┌─ ИЗБРАННЫЙ ОТРЫВОК

Не знаю, как долго бы продолжалась моя беседа с обаятельным графом, если бы в кабинет не вошел помощник графа, камергер Никитин, с целым ворохом бумаг к подписи.
Просмотрев некоторые из них, граф сказал мне:
"Ассигновка будет готова завтра; распоряжение по поводу вагона-салона, который будет ожидать Вас в Харькове и в котором будут следовать иконы в Ставку, министр путей сообщения А.Ф. Трепов сделает, надеюсь, сегодня же. Вам же остается только исходатайствовать отпуск у Государственного Секретаря, после чего я и сделаю доклад Ея Величеству"...
Сердечно простившись с графом, я уехал в Государственную Канцелярию. Предстояла тягостная и до крайности трудная миссия переговорить со Статс-секретарем С.В. Безобразовым об отпуске. Прошло всего несколько дней после моего возвращения из каникул. Не все мои сослуживцы даже съехались. В моем отделении никого еще не было; передать свою работу редактора Полного Собрания Законов было некому... Все это, в связи с моими частыми отлучками из Петрограда, нервировало меня. Я не мог не чувствовать к себе того отношения, какое не высказывается, но от этого становится вдвойне тягостным и обидным... Но я не мог также разрушить всякого рода сомнения и предположения, подчеркивая значение мотивов моих отлучек из Петрограда, ибо знал, что эти мотивы имели значение только в моих глазах и в "мистику" никто не верил.
Но в данном случае было еще одно деликатное соображение, какое до крайности меня смущало. Я ехал "просить" об отпуске в то время, когда имел уже Высочайшее повеление Государыни Императрицы ехать в Ставку, переданное мне через гофмейстерину Е.А. Нарышкину и графа Я.Н. Ростовцова, и это повеление последовало не только не по воле, но даже без ведома моего начальства... И, хотя я сознавал, что, докладывая гофмейстерине содержание моей беседы с протоиереем А.И. Маляревским, менее всего мог думать, что выбор Императрицы падет на меня, а был убежден, что такая миссия будет возложена на кого-либо из приближенных ко Двору; хотя я и знал, что в отношении своего начальства не сделал ни малейшего промаха, однако не мог отрешиться от некоторого смущения и обдумывал вопрос о том, что лучше – просить отпуск или об отставке...
Мои колебания были столь сильны, что ни в этот, ни в последующие дни я ни в какие беседы с С.В. Безобразовым не вступал, а решил дождаться исхода переговоров с графом Я.Н. Ростовцовым.
Прошло несколько дней. Я снова поехал в канцелярию Ея Величества.
"У меня уже все готово, – встретил меня граф, – написан даже доклад Ея Величеству"... И, передавая мне бумагу, граф просил меня прочитать ее.
"Нет, граф, этого доклада нельзя подавать Императрице", – сказал я, прочитав бумагу.
"Почему?" – спросил меня граф, удивленно посмотрев на меня.

└─
┌─ ИЗВЛЕЧЕННЫЕ ЗАПИСИ

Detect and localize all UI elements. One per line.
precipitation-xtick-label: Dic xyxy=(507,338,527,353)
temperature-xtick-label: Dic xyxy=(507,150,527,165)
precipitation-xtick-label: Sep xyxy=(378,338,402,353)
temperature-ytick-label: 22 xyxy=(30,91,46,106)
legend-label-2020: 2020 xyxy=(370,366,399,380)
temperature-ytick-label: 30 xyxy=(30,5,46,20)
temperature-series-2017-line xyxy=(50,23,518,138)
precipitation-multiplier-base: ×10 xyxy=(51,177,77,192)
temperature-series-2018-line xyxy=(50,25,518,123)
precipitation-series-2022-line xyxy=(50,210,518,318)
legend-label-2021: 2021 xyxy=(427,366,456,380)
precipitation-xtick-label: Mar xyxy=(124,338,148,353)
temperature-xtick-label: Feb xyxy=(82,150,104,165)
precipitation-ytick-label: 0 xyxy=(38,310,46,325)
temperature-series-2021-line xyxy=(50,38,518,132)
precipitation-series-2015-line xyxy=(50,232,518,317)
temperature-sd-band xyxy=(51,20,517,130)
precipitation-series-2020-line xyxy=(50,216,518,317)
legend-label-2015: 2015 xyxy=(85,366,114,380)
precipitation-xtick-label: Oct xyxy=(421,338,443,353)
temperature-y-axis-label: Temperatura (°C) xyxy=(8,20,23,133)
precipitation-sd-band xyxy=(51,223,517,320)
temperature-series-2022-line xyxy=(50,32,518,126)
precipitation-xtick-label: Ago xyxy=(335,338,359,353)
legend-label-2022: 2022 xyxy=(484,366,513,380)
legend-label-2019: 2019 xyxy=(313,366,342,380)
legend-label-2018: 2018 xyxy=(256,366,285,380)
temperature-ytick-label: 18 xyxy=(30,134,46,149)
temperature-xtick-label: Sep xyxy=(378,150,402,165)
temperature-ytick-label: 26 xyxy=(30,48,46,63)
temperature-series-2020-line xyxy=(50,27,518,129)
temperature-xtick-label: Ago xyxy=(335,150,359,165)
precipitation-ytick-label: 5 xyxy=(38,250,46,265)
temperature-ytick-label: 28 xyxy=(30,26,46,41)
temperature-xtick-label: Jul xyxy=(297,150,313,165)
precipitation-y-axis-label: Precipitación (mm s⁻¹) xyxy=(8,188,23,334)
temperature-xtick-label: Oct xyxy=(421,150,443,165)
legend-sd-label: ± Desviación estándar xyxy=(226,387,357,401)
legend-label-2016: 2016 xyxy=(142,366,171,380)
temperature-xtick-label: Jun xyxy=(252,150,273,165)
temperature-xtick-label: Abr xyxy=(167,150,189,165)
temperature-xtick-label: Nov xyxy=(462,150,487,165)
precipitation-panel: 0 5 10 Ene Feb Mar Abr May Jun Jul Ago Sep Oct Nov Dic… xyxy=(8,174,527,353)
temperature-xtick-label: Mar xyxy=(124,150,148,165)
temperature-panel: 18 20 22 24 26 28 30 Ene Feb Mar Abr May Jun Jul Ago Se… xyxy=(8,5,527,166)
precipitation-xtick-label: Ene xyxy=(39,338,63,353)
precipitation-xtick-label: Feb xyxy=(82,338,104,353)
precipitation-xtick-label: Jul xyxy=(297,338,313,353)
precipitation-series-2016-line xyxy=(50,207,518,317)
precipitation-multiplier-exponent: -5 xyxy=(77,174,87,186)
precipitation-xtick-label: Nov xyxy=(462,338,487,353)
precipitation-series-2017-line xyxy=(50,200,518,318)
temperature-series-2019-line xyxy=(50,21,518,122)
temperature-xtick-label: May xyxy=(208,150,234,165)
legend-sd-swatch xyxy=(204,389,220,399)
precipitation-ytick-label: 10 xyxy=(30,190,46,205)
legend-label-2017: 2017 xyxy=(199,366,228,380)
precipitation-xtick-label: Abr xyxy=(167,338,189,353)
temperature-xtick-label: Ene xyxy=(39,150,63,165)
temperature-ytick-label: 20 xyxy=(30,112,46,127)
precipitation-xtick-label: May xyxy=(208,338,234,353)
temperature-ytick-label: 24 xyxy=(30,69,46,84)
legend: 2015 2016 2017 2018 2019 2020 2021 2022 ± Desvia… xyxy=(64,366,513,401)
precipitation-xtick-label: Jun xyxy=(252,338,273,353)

└─

◆ ЗАДАНИЯ ◆
1: Определите, согласуются ли с отрывком о поездке с иконами в Ставку утверждения (a), (b) и (c). На каждое ответьте «да» или «нет» и приведите дословно решающие слова отрывка. (a) Вагон-салон для икон должен был ожидать в Харькове. (b) Сразу после визита к графу рассказчик переговорил со Статс-секретарем С.В. Безобразовым об отпуске. (c) В отделении рассказчика к тому времени уже собрались все сослуживцы.
2: Продолжите отрывок о поездке с иконами в Ставку, начав сразу после его последней фразы.
Сохраненный список к работе над отрывком никакого отношения не имеет.

◆ ОТВЕТЫ К ЗАДАНИЯМ ◆
1:
(a) Да: «вагона-салона, который будет ожидать Вас в Харькове».
(b) Нет: «ни в этот, ни в последующие дни я ни в какие беседы с С.В. Безобразовым не вступал».
(c) Нет: «В моем отделении никого еще не было».

2:
"Из-за этого места, где Вы спрашиваете, не будет ли Ея Величеству угодно дать мне личные указания пред отъездом. Это место легко может навести Императрицу на мысль об аудиенции"...
"Конечно, – ответил граф, – но именно это я и имел в виду. Вы едете в Ставку, будете видеть Государя и Наследника, и совершенно естественно, что, получив командировку от Императрицы, Вам нужно откланяться Ея Величеству... Притом ведь Государыня может быть пожелает передать через Вас какие-либо поручения Его Величеству... Что же Вас смущает?! Я думаю, что Вам не следовало бы уклоняться от аудиенции", – говорил граф.
Не знаю, в состоянии ли я был передать графу то волнение, какое испытывал в тот момент, и объяснить причины, удерживавшие меня от знакомства с Ея Величеством.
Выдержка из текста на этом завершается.